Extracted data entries
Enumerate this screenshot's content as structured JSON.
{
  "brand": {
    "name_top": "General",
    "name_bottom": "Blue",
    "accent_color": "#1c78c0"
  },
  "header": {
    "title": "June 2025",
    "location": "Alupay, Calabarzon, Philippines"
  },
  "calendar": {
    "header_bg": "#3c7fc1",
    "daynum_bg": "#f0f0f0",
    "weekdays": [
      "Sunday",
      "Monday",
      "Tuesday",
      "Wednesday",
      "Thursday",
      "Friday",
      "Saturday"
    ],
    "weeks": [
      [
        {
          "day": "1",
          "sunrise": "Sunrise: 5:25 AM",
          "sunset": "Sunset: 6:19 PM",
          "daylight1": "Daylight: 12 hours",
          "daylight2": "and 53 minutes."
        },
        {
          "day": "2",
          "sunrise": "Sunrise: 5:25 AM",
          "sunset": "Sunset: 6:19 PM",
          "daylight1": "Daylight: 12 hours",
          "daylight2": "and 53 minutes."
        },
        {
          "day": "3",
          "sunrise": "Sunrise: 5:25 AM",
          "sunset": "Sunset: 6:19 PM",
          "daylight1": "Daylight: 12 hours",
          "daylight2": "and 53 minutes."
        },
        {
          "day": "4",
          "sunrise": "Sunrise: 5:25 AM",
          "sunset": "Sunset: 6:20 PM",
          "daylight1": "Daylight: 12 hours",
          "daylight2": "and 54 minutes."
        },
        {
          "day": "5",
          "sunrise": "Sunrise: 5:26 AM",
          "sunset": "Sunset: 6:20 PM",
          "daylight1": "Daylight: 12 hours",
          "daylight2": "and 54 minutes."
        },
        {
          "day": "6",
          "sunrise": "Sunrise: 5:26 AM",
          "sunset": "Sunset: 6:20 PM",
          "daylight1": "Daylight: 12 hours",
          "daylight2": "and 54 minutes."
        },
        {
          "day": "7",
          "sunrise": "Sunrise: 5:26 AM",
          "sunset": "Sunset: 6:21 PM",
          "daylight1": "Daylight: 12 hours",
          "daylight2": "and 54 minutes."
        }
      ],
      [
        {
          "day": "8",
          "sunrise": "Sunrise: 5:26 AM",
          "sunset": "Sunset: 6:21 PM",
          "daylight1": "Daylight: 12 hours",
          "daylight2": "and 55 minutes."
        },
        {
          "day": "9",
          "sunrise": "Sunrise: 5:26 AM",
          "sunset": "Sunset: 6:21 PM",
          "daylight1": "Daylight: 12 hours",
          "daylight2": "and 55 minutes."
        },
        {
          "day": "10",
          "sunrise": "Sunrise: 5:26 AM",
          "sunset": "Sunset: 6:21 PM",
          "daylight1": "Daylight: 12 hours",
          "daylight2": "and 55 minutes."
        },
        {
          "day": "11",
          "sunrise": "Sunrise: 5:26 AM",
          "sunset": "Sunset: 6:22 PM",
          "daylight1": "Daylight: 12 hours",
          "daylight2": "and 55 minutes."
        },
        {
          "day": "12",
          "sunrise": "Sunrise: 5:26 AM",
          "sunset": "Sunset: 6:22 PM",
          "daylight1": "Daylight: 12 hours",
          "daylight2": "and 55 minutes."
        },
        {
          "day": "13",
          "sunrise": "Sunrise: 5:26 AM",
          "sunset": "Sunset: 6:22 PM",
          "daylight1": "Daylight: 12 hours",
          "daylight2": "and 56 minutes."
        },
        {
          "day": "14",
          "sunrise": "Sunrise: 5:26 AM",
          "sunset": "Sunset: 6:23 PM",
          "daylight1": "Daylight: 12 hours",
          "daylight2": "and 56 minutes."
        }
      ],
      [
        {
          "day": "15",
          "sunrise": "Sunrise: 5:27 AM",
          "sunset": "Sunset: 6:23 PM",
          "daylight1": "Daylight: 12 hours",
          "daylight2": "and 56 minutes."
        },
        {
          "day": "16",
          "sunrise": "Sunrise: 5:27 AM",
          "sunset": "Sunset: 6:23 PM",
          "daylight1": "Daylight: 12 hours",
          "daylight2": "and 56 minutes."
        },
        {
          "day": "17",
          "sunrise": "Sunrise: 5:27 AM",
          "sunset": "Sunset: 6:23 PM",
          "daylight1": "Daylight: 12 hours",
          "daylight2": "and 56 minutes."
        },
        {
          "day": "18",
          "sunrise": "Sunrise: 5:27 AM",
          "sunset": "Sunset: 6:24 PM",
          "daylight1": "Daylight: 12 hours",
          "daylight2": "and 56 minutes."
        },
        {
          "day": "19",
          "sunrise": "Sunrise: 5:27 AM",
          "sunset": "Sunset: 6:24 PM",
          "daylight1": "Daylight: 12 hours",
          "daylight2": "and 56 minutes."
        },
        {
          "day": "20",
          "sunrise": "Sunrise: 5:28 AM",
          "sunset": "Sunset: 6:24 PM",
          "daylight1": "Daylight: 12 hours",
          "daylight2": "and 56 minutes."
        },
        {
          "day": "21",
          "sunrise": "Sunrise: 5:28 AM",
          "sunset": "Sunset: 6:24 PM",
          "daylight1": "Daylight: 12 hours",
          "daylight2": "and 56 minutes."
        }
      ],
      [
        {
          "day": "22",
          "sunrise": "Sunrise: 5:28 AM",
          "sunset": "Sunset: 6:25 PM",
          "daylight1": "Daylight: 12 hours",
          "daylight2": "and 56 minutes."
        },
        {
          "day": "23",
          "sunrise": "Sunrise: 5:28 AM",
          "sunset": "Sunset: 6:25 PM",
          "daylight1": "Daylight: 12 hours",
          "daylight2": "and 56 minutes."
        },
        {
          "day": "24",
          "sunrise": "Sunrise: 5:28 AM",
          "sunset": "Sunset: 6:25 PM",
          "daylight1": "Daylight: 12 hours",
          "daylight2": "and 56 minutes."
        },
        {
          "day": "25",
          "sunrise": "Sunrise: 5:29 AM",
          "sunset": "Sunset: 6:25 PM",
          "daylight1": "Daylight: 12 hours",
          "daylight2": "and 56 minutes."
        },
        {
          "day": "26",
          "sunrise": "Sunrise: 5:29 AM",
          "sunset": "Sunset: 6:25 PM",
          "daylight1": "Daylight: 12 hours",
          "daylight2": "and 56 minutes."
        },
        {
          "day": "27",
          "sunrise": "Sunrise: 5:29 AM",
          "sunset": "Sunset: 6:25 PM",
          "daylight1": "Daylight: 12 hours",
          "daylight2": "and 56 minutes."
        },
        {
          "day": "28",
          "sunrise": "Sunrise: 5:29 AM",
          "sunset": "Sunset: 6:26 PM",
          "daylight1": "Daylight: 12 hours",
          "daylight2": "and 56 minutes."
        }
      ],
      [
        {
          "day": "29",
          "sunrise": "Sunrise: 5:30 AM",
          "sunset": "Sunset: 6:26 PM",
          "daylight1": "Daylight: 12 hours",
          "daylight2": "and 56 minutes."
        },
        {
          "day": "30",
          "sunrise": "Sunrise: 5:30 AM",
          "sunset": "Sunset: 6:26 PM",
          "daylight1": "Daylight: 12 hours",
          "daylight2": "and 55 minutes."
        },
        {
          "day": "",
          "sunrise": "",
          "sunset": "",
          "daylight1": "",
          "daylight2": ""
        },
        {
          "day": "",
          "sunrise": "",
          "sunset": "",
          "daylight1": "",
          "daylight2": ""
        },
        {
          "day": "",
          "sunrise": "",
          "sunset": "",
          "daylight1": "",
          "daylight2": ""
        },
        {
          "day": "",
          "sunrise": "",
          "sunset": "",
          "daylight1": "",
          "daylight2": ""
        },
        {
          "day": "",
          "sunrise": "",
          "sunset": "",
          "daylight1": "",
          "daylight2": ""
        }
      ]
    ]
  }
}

• **Task prompt**: Return the entries above exactly as they appear.

• **Solution**:
Enumerate this screenshot's content as structured JSON.
{
  "brand": {
    "name_top": "General",
    "name_bottom": "Blue",
    "accent_color": "#1c78c0"
  },
  "header": {
    "title": "June 2025",
    "location": "Alupay, Calabarzon, Philippines"
  },
  "calendar": {
    "header_bg": "#3c7fc1",
    "daynum_bg": "#f0f0f0",
    "weekdays": [
      "Sunday",
      "Monday",
      "Tuesday",
      "Wednesday",
      "Thursday",
      "Friday",
      "Saturday"
    ],
    "weeks": [
      [
        {
          "day": "1",
          "sunrise": "Sunrise: 5:25 AM",
          "sunset": "Sunset: 6:19 PM",
          "daylight1": "Daylight: 12 hours",
          "daylight2": "and 53 minutes."
        },
        {
          "day": "2",
          "sunrise": "Sunrise: 5:25 AM",
          "sunset": "Sunset: 6:19 PM",
          "daylight1": "Daylight: 12 hours",
          "daylight2": "and 53 minutes."
        },
        {
          "day": "3",
          "sunrise": "Sunrise: 5:25 AM",
          "sunset": "Sunset: 6:19 PM",
          "daylight1": "Daylight: 12 hours",
          "daylight2": "and 53 minutes."
        },
        {
          "day": "4",
          "sunrise": "Sunrise: 5:25 AM",
          "sunset": "Sunset: 6:20 PM",
          "daylight1": "Daylight: 12 hours",
          "daylight2": "and 54 minutes."
        },
        {
          "day": "5",
          "sunrise": "Sunrise: 5:26 AM",
          "sunset": "Sunset: 6:20 PM",
          "daylight1": "Daylight: 12 hours",
          "daylight2": "and 54 minutes."
        },
        {
          "day": "6",
          "sunrise": "Sunrise: 5:26 AM",
          "sunset": "Sunset: 6:20 PM",
          "daylight1": "Daylight: 12 hours",
          "daylight2": "and 54 minutes."
        },
        {
          "day": "7",
          "sunrise": "Sunrise: 5:26 AM",
          "sunset": "Sunset: 6:21 PM",
          "daylight1": "Daylight: 12 hours",
          "daylight2": "and 54 minutes."
        }
      ],
      [
        {
          "day": "8",
          "sunrise": "Sunrise: 5:26 AM",
          "sunset": "Sunset: 6:21 PM",
          "daylight1": "Daylight: 12 hours",
          "daylight2": "and 55 minutes."
        },
        {
          "day": "9",
          "sunrise": "Sunrise: 5:26 AM",
          "sunset": "Sunset: 6:21 PM",
          "daylight1": "Daylight: 12 hours",
          "daylight2": "and 55 minutes."
        },
        {
          "day": "10",
          "sunrise": "Sunrise: 5:26 AM",
          "sunset": "Sunset: 6:21 PM",
          "daylight1": "Daylight: 12 hours",
          "daylight2": "and 55 minutes."
        },
        {
          "day": "11",
          "sunrise": "Sunrise: 5:26 AM",
          "sunset": "Sunset: 6:22 PM",
          "daylight1": "Daylight: 12 hours",
          "daylight2": "and 55 minutes."
        },
        {
          "day": "12",
          "sunrise": "Sunrise: 5:26 AM",
          "sunset": "Sunset: 6:22 PM",
          "daylight1": "Daylight: 12 hours",
          "daylight2": "and 55 minutes."
        },
        {
          "day": "13",
          "sunrise": "Sunrise: 5:26 AM",
          "sunset": "Sunset: 6:22 PM",
          "daylight1": "Daylight: 12 hours",
          "daylight2": "and 56 minutes."
        },
        {
          "day": "14",
          "sunrise": "Sunrise: 5:26 AM",
          "sunset": "Sunset: 6:23 PM",
          "daylight1": "Daylight: 12 hours",
          "daylight2": "and 56 minutes."
        }
      ],
      [
        {
          "day": "15",
          "sunrise": "Sunrise: 5:27 AM",
          "sunset": "Sunset: 6:23 PM",
          "daylight1": "Daylight: 12 hours",
          "daylight2": "and 56 minutes."
        },
        {
          "day": "16",
          "sunrise": "Sunrise: 5:27 AM",
          "sunset": "Sunset: 6:23 PM",
          "daylight1": "Daylight: 12 hours",
          "daylight2": "and 56 minutes."
        },
        {
          "day": "17",
          "sunrise": "Sunrise: 5:27 AM",
          "sunset": "Sunset: 6:23 PM",
          "daylight1": "Daylight: 12 hours",
          "daylight2": "and 56 minutes."
        },
        {
          "day": "18",
          "sunrise": "Sunrise: 5:27 AM",
          "sunset": "Sunset: 6:24 PM",
          "daylight1": "Daylight: 12 hours",
          "daylight2": "and 56 minutes."
        },
        {
          "day": "19",
          "sunrise": "Sunrise: 5:27 AM",
          "sunset": "Sunset: 6:24 PM",
          "daylight1": "Daylight: 12 hours",
          "daylight2": "and 56 minutes."
        },
        {
          "day": "20",
          "sunrise": "Sunrise: 5:28 AM",
          "sunset": "Sunset: 6:24 PM",
          "daylight1": "Daylight: 12 hours",
          "daylight2": "and 56 minutes."
        },
        {
          "day": "21",
          "sunrise": "Sunrise: 5:28 AM",
          "sunset": "Sunset: 6:24 PM",
          "daylight1": "Daylight: 12 hours",
          "daylight2": "and 56 minutes."
        }
      ],
      [
        {
          "day": "22",
          "sunrise": "Sunrise: 5:28 AM",
          "sunset": "Sunset: 6:25 PM",
          "daylight1": "Daylight: 12 hours",
          "daylight2": "and 56 minutes."
        },
        {
          "day": "23",
          "sunrise": "Sunrise: 5:28 AM",
          "sunset": "Sunset: 6:25 PM",
          "daylight1": "Daylight: 12 hours",
          "daylight2": "and 56 minutes."
        },
        {
          "day": "24",
          "sunrise": "Sunrise: 5:28 AM",
          "sunset": "Sunset: 6:25 PM",
          "daylight1": "Daylight: 12 hours",
          "daylight2": "and 56 minutes."
        },
        {
          "day": "25",
          "sunrise": "Sunrise: 5:29 AM",
          "sunset": "Sunset: 6:25 PM",
          "daylight1": "Daylight: 12 hours",
          "daylight2": "and 56 minutes."
        },
        {
          "day": "26",
          "sunrise": "Sunrise: 5:29 AM",
          "sunset": "Sunset: 6:25 PM",
          "daylight1": "Daylight: 12 hours",
          "daylight2": "and 56 minutes."
        },
        {
          "day": "27",
          "sunrise": "Sunrise: 5:29 AM",
          "sunset": "Sunset: 6:25 PM",
          "daylight1": "Daylight: 12 hours",
          "daylight2": "and 56 minutes."
        },
        {
          "day": "28",
          "sunrise": "Sunrise: 5:29 AM",
          "sunset": "Sunset: 6:26 PM",
          "daylight1": "Daylight: 12 hours",
          "daylight2": "and 56 minutes."
        }
      ],
      [
        {
          "day": "29",
          "sunrise": "Sunrise: 5:30 AM",
          "sunset": "Sunset: 6:26 PM",
          "daylight1": "Daylight: 12 hours",
          "daylight2": "and 56 minutes."
        },
        {
          "day": "30",
          "sunrise": "Sunrise: 5:30 AM",
          "sunset": "Sunset: 6:26 PM",
          "daylight1": "Daylight: 12 hours",
          "daylight2": "and 55 minutes."
        },
        {
          "day": "",
          "sunrise": "",
          "sunset": "",
          "daylight1": "",
          "daylight2": ""
        },
        {
          "day": "",
          "sunrise": "",
          "sunset": "",
          "daylight1": "",
          "daylight2": ""
        },
        {
          "day": "",
          "sunrise": "",
          "sunset": "",
          "daylight1": "",
          "daylight2": ""
        },
        {
          "day": "",
          "sunrise": "",
          "sunset": "",
          "daylight1": "",
          "daylight2": ""
        },
        {
          "day": "",
          "sunrise": "",
          "sunset": "",
          "daylight1": "",
          "daylight2": ""
        }
      ]
    ]
  }
}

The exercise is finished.